Would you write out the entries below, every one of them, exactly?

Entries provided —

>> Begin

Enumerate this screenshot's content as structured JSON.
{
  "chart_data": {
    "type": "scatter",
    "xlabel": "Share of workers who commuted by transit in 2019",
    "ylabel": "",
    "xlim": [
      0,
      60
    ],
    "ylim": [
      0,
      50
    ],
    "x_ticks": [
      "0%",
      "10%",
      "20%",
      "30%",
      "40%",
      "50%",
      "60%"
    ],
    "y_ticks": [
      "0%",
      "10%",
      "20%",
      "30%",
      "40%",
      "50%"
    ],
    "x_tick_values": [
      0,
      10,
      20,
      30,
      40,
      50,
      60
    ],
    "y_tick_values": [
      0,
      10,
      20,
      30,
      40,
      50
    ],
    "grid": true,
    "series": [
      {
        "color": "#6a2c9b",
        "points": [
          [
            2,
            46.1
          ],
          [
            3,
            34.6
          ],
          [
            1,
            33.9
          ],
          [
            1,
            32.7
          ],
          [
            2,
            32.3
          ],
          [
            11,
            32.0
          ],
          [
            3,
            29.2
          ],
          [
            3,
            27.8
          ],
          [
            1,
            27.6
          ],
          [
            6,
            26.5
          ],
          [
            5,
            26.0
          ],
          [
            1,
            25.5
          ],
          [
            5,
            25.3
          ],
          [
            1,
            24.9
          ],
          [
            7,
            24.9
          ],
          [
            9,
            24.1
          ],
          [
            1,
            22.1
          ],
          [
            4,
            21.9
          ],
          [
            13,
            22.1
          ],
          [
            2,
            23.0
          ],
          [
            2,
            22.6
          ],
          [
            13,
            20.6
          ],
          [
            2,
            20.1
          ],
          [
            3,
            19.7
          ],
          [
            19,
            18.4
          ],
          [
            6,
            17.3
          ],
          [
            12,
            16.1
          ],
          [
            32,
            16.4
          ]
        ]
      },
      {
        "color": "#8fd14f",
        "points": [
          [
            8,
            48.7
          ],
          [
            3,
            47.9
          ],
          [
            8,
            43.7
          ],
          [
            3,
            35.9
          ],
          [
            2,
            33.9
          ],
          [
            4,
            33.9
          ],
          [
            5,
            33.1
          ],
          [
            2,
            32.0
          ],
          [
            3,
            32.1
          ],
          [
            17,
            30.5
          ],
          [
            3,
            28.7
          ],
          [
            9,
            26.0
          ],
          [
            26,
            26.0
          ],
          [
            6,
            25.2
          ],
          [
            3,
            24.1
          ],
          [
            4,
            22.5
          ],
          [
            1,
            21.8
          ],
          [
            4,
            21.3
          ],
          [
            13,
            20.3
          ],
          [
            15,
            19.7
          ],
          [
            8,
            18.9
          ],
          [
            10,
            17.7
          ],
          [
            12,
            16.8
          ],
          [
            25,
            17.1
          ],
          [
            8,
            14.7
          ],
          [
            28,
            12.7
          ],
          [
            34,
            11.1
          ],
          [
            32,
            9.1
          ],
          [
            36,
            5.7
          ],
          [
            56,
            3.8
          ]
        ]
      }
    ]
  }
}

>> End

Result of this exercise —
Enumerate this screenshot's content as structured JSON.
{
  "chart_data": {
    "type": "scatter",
    "xlabel": "Share of workers who commuted by transit in 2019",
    "ylabel": "",
    "xlim": [
      0,
      60
    ],
    "ylim": [
      0,
      50
    ],
    "x_ticks": [
      "0%",
      "10%",
      "20%",
      "30%",
      "40%",
      "50%",
      "60%"
    ],
    "y_ticks": [
      "0%",
      "10%",
      "20%",
      "30%",
      "40%",
      "50%"
    ],
    "x_tick_values": [
      0,
      10,
      20,
      30,
      40,
      50,
      60
    ],
    "y_tick_values": [
      0,
      10,
      20,
      30,
      40,
      50
    ],
    "grid": true,
    "series": [
      {
        "color": "#6a2c9b",
        "points": [
          [
            2,
            46.1
          ],
          [
            3,
            34.6
          ],
          [
            1,
            33.9
          ],
          [
            1,
            32.7
          ],
          [
            2,
            32.3
          ],
          [
            11,
            32.0
          ],
          [
            3,
            29.2
          ],
          [
            3,
            27.8
          ],
          [
            1,
            27.6
          ],
          [
            6,
            26.5
          ],
          [
            5,
            26.0
          ],
          [
            1,
            25.5
          ],
          [
            5,
            25.3
          ],
          [
            1,
            24.9
          ],
          [
            7,
            24.9
          ],
          [
            9,
            24.1
          ],
          [
            1,
            22.1
          ],
          [
            4,
            21.9
          ],
          [
            13,
            22.1
          ],
          [
            2,
            23.0
          ],
          [
            2,
            22.6
          ],
          [
            13,
            20.6
          ],
          [
            2,
            20.1
          ],
          [
            3,
            19.7
          ],
          [
            19,
            18.4
          ],
          [
            6,
            17.3
          ],
          [
            12,
            16.1
          ],
          [
            32,
            16.4
          ]
        ]
      },
      {
        "color": "#8fd14f",
        "points": [
          [
            8,
            48.7
          ],
          [
            3,
            47.9
          ],
          [
            8,
            43.7
          ],
          [
            3,
            35.9
          ],
          [
            2,
            33.9
          ],
          [
            4,
            33.9
          ],
          [
            5,
            33.1
          ],
          [
            2,
            32.0
          ],
          [
            3,
            32.1
          ],
          [
            17,
            30.5
          ],
          [
            3,
            28.7
          ],
          [
            9,
            26.0
          ],
          [
            26,
            26.0
          ],
          [
            6,
            25.2
          ],
          [
            3,
            24.1
          ],
          [
            4,
            22.5
          ],
          [
            1,
            21.8
          ],
          [
            4,
            21.3
          ],
          [
            13,
            20.3
          ],
          [
            15,
            19.7
          ],
          [
            8,
            18.9
          ],
          [
            10,
            17.7
          ],
          [
            12,
            16.8
          ],
          [
            25,
            17.1
          ],
          [
            8,
            14.7
          ],
          [
            28,
            12.7
          ],
          [
            34,
            11.1
          ],
          [
            32,
            9.1
          ],
          [
            36,
            5.7
          ],
          [
            56,
            3.8
          ]
        ]
      }
    ]
  }
}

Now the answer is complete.